◆ Work required ◆
Select all lines in the records that include "track".

◆ The data ◆
- - - -

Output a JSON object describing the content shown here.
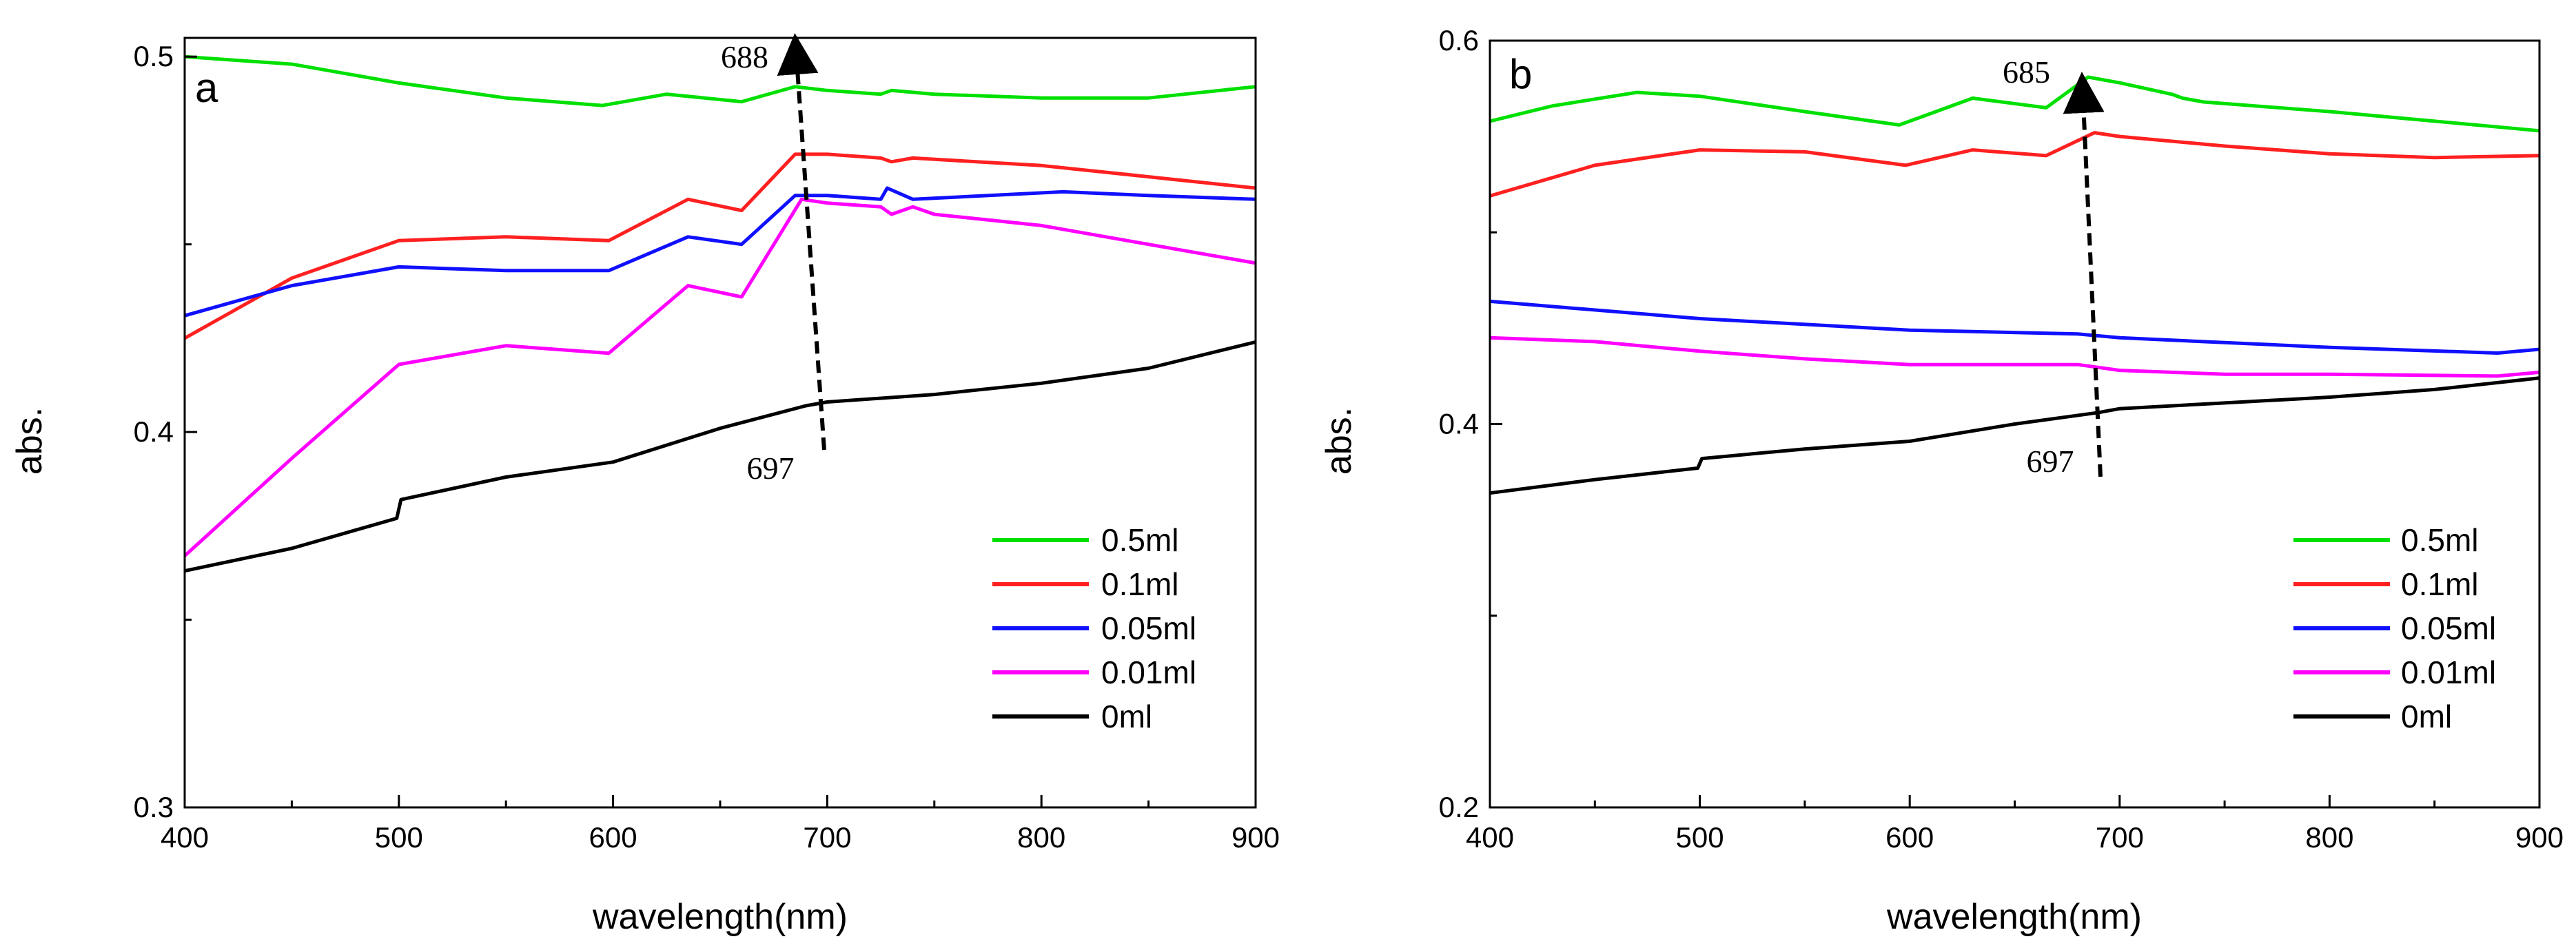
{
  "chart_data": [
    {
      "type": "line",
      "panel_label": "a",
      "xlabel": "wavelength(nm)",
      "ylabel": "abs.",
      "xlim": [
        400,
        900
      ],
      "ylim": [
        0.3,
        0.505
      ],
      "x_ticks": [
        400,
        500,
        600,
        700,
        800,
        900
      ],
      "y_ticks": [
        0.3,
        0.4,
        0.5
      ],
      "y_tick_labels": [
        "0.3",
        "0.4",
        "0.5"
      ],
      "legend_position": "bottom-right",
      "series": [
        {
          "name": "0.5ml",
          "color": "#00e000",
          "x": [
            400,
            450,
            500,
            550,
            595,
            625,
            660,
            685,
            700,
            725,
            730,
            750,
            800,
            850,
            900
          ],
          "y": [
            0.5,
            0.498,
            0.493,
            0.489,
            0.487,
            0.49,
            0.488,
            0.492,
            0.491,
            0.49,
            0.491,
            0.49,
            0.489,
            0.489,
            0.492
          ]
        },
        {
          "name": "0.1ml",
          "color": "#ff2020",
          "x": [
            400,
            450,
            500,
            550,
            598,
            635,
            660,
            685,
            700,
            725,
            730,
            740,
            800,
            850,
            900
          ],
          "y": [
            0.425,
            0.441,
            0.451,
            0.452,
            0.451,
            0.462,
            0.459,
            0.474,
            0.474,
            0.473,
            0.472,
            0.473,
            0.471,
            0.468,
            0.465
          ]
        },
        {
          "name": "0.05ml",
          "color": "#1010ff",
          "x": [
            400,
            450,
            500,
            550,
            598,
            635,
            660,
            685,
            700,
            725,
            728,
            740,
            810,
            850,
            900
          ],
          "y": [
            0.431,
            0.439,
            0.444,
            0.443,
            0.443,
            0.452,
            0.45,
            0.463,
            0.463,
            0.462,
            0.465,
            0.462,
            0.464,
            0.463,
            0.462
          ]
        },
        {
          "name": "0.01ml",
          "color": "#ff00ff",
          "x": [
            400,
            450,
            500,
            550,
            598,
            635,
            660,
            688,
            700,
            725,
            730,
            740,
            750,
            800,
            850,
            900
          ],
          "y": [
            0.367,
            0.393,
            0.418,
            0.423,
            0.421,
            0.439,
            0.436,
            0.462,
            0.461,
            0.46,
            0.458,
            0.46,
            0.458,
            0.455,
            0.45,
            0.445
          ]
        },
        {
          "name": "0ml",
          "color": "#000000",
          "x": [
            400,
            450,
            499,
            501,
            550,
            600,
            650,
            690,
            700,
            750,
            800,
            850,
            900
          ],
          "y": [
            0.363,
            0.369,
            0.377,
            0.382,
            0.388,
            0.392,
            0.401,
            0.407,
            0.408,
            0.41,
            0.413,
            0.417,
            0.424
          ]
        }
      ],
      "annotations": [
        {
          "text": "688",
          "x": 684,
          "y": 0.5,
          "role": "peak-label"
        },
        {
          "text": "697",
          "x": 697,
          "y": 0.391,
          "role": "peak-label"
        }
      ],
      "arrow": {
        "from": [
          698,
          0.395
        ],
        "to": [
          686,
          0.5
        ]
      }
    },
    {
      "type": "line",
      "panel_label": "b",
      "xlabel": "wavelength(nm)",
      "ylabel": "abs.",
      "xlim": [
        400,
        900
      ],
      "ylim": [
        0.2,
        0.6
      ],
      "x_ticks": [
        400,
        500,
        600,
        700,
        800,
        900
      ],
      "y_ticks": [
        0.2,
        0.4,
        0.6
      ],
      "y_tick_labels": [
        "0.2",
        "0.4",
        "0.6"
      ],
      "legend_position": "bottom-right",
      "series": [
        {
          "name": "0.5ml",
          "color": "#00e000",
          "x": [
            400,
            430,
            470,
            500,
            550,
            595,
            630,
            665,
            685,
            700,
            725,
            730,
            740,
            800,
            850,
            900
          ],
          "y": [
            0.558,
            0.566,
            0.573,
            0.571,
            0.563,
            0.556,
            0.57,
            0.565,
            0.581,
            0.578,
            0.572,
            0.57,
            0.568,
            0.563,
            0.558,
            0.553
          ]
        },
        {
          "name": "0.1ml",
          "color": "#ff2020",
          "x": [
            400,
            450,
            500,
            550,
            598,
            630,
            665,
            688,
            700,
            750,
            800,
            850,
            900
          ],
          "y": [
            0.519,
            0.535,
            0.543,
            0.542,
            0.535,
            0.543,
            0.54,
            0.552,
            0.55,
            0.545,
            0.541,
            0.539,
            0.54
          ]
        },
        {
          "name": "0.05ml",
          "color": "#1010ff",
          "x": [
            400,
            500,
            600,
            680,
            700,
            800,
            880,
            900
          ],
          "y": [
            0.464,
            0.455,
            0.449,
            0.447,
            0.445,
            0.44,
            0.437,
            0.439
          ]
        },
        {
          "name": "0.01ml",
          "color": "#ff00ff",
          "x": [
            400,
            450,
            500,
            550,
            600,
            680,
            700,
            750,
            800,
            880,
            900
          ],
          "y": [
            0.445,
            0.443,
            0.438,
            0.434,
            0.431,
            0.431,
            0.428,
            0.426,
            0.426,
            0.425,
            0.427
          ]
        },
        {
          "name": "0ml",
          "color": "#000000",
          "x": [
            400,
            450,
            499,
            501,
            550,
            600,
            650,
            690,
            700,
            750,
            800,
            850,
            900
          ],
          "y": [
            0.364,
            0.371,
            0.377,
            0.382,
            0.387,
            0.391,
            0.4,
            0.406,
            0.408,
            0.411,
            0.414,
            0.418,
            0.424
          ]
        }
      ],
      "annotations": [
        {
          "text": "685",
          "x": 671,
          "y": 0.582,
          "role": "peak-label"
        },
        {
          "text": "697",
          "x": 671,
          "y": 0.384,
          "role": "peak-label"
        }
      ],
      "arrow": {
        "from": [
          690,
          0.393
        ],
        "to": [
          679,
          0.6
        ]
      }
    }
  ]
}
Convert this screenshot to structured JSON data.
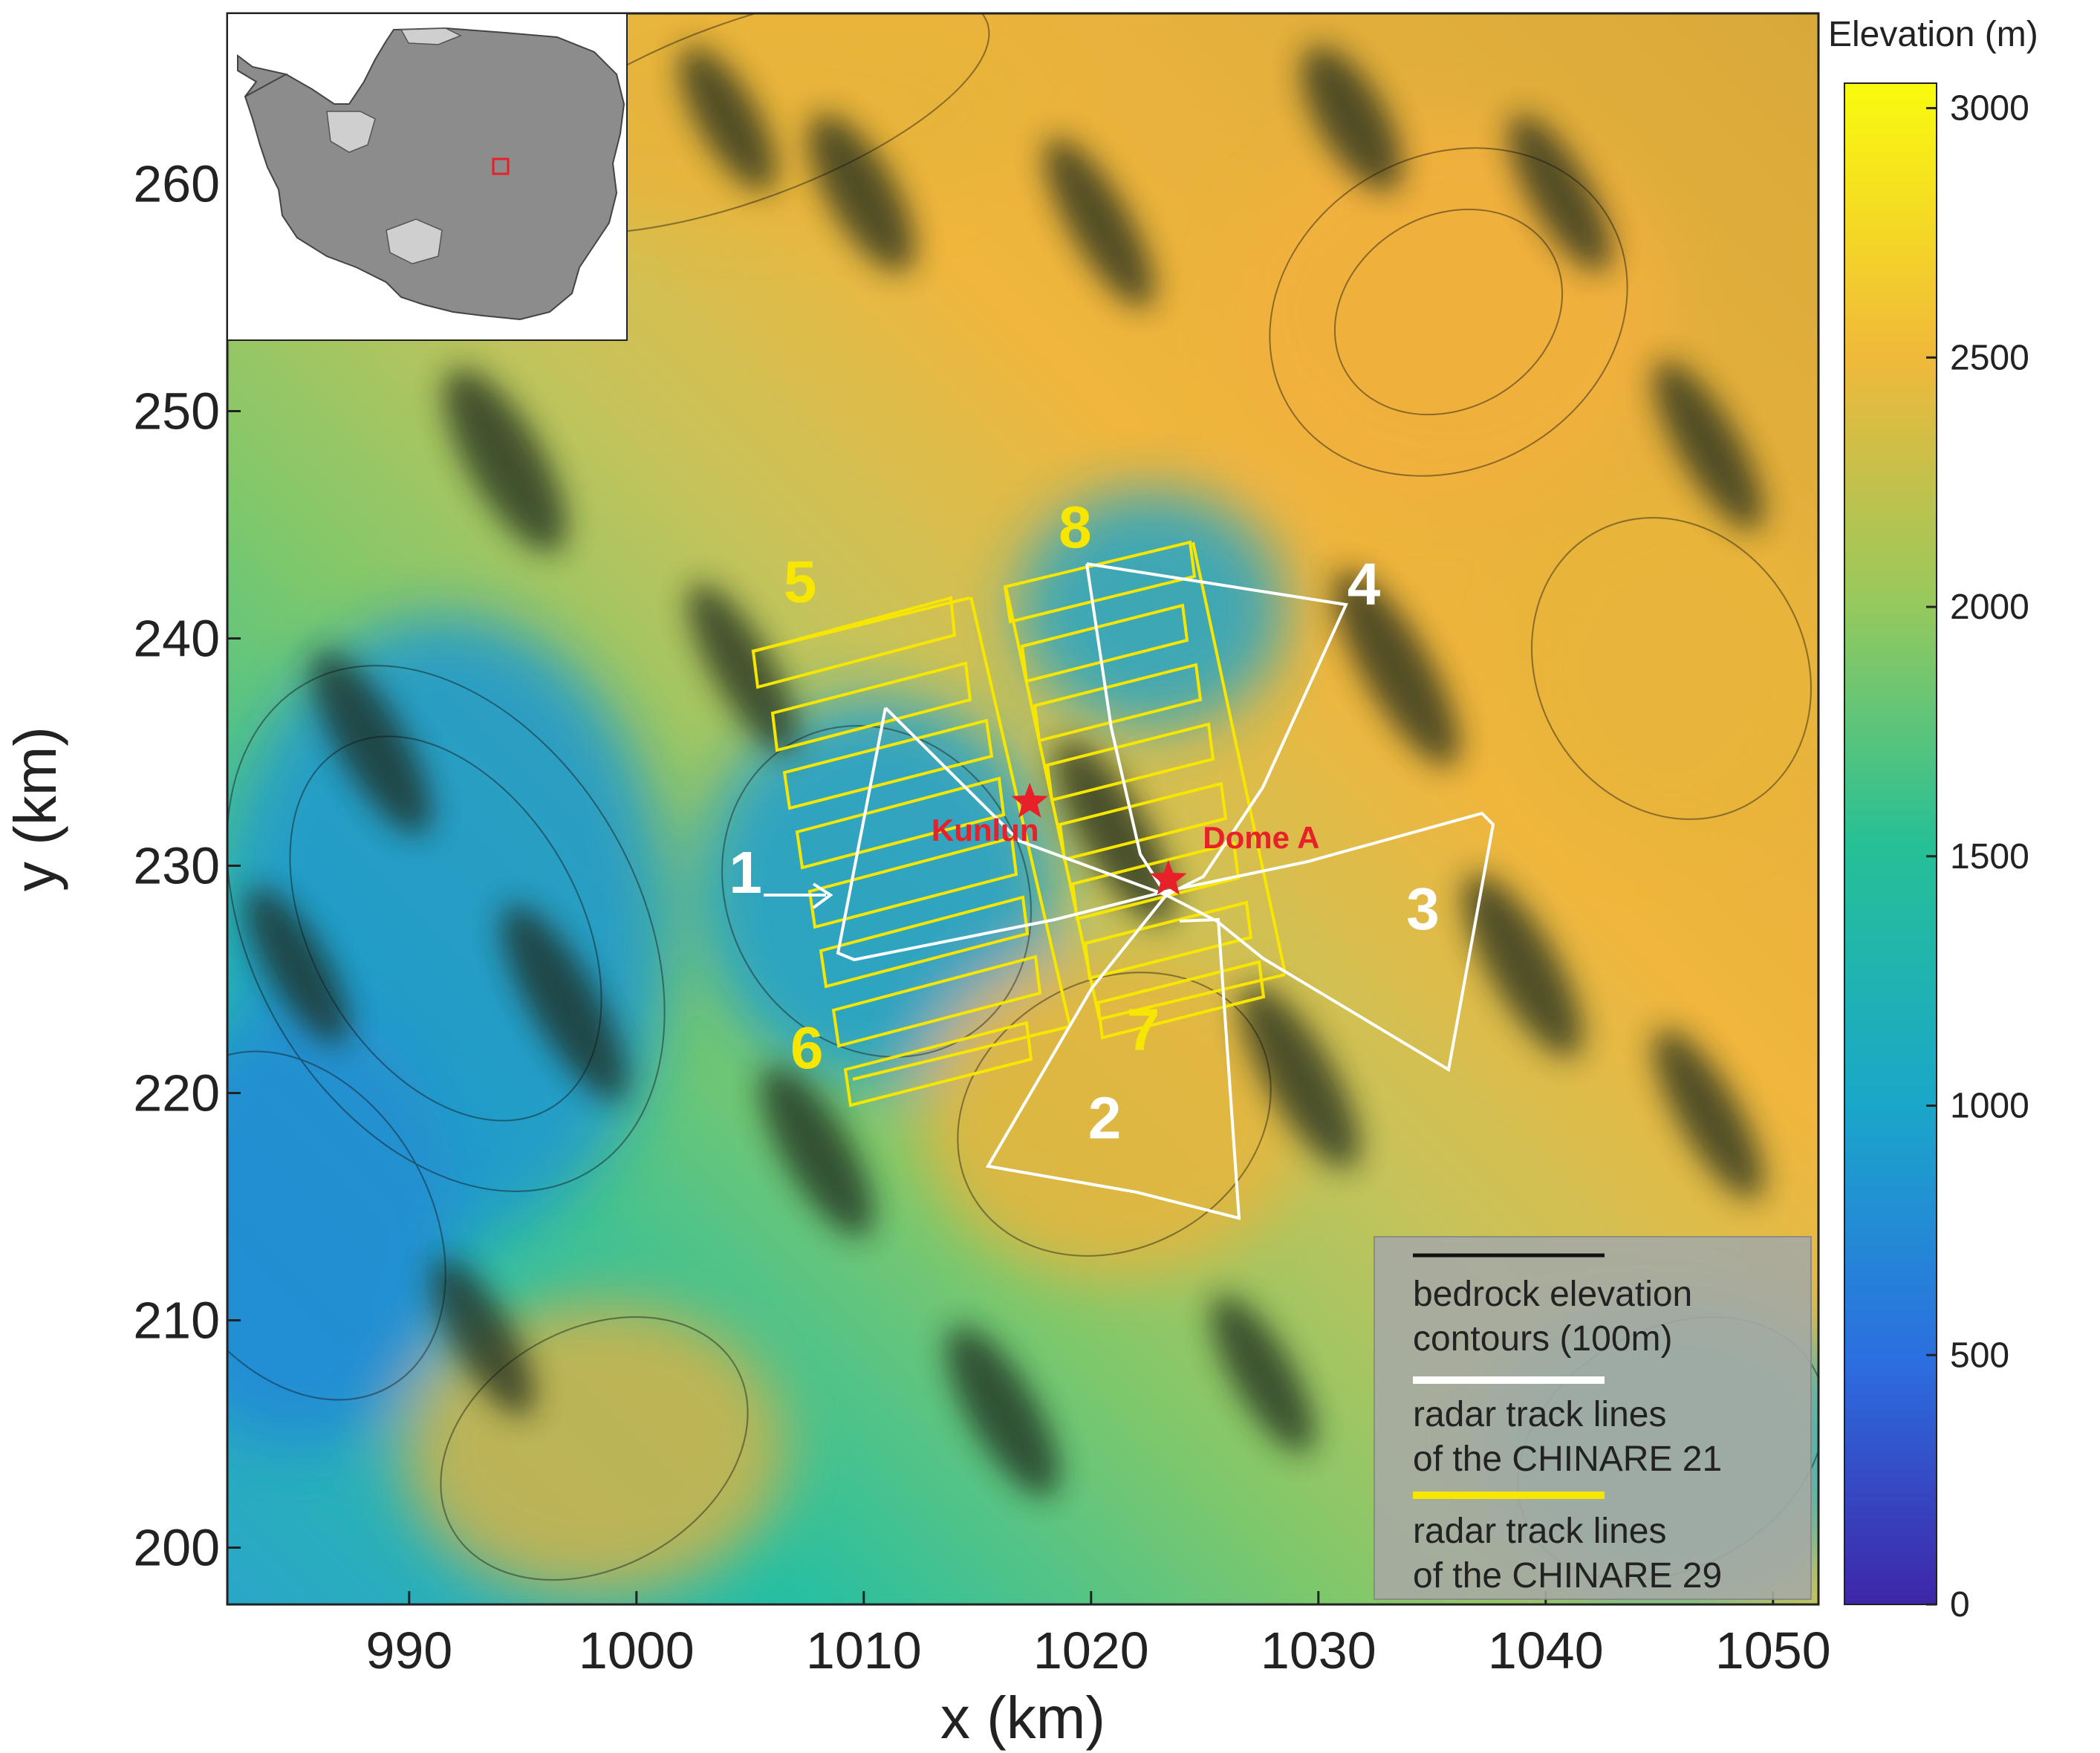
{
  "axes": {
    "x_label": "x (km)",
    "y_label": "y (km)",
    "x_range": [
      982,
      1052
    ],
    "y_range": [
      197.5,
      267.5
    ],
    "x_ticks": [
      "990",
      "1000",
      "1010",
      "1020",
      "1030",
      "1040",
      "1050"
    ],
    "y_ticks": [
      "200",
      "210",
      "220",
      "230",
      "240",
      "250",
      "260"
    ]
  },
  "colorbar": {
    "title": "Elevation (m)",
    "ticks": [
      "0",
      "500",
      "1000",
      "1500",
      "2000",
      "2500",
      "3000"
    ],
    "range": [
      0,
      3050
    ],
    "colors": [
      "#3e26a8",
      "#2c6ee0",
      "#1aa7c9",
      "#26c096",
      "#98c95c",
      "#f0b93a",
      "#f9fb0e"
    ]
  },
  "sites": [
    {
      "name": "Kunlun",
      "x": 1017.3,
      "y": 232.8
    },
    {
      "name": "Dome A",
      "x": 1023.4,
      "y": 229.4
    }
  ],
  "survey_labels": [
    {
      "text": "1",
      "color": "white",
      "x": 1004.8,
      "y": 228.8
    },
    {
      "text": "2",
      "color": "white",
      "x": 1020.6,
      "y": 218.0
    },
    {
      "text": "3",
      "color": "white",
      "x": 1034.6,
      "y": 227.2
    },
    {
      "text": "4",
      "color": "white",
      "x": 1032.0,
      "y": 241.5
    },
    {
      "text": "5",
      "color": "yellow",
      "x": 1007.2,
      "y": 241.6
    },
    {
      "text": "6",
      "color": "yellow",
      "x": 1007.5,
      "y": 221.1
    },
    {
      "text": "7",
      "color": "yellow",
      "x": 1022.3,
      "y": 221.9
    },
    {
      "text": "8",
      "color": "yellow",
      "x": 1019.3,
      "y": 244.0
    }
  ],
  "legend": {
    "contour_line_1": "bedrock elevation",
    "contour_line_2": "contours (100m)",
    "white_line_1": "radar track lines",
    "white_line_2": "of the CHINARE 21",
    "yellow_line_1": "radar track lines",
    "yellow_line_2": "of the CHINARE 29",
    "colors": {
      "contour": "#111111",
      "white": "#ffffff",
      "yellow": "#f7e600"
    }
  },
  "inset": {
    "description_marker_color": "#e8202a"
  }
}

- - - -

◆ Response ◆
    "white_line_1": "radar track lines",
    "yellow_line_1": "radar track lines",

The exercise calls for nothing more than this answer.